Task directions >>
Each line that follows is to be retyped exactly.

Record extracts >>
--------------------------------------------------

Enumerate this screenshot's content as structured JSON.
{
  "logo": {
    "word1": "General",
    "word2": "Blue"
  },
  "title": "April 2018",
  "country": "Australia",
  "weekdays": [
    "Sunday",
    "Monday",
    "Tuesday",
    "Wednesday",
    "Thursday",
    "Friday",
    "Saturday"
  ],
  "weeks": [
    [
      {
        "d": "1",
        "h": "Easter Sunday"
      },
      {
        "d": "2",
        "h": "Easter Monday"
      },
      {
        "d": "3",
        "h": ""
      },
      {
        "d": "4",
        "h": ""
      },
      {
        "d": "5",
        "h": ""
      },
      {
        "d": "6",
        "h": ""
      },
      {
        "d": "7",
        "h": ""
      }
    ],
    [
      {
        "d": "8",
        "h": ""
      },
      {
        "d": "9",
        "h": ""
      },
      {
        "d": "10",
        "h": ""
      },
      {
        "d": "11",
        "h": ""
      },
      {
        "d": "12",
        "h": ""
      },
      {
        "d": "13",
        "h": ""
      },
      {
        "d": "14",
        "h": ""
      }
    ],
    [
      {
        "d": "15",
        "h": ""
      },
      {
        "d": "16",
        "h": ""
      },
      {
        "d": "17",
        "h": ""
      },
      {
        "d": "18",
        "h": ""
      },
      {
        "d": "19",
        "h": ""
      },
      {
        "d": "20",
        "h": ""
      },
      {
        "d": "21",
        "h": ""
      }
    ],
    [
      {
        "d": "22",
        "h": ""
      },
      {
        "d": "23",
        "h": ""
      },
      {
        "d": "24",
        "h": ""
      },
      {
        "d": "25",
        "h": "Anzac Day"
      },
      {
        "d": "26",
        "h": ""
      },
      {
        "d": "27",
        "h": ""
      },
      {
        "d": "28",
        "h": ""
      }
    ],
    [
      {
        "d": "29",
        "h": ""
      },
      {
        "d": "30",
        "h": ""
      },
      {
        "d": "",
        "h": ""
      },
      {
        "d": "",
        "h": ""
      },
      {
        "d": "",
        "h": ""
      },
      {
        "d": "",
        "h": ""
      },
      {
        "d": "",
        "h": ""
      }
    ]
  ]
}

--------------------------------------------------

Answer to the exercise >>
Enumerate this screenshot's content as structured JSON.
{
  "logo": {
    "word1": "General",
    "word2": "Blue"
  },
  "title": "April 2018",
  "country": "Australia",
  "weekdays": [
    "Sunday",
    "Monday",
    "Tuesday",
    "Wednesday",
    "Thursday",
    "Friday",
    "Saturday"
  ],
  "weeks": [
    [
      {
        "d": "1",
        "h": "Easter Sunday"
      },
      {
        "d": "2",
        "h": "Easter Monday"
      },
      {
        "d": "3",
        "h": ""
      },
      {
        "d": "4",
        "h": ""
      },
      {
        "d": "5",
        "h": ""
      },
      {
        "d": "6",
        "h": ""
      },
      {
        "d": "7",
        "h": ""
      }
    ],
    [
      {
        "d": "8",
        "h": ""
      },
      {
        "d": "9",
        "h": ""
      },
      {
        "d": "10",
        "h": ""
      },
      {
        "d": "11",
        "h": ""
      },
      {
        "d": "12",
        "h": ""
      },
      {
        "d": "13",
        "h": ""
      },
      {
        "d": "14",
        "h": ""
      }
    ],
    [
      {
        "d": "15",
        "h": ""
      },
      {
        "d": "16",
        "h": ""
      },
      {
        "d": "17",
        "h": ""
      },
      {
        "d": "18",
        "h": ""
      },
      {
        "d": "19",
        "h": ""
      },
      {
        "d": "20",
        "h": ""
      },
      {
        "d": "21",
        "h": ""
      }
    ],
    [
      {
        "d": "22",
        "h": ""
      },
      {
        "d": "23",
        "h": ""
      },
      {
        "d": "24",
        "h": ""
      },
      {
        "d": "25",
        "h": "Anzac Day"
      },
      {
        "d": "26",
        "h": ""
      },
      {
        "d": "27",
        "h": ""
      },
      {
        "d": "28",
        "h": ""
      }
    ],
    [
      {
        "d": "29",
        "h": ""
      },
      {
        "d": "30",
        "h": ""
      },
      {
        "d": "",
        "h": ""
      },
      {
        "d": "",
        "h": ""
      },
      {
        "d": "",
        "h": ""
      },
      {
        "d": "",
        "h": ""
      },
      {
        "d": "",
        "h": ""
      }
    ]
  ]
}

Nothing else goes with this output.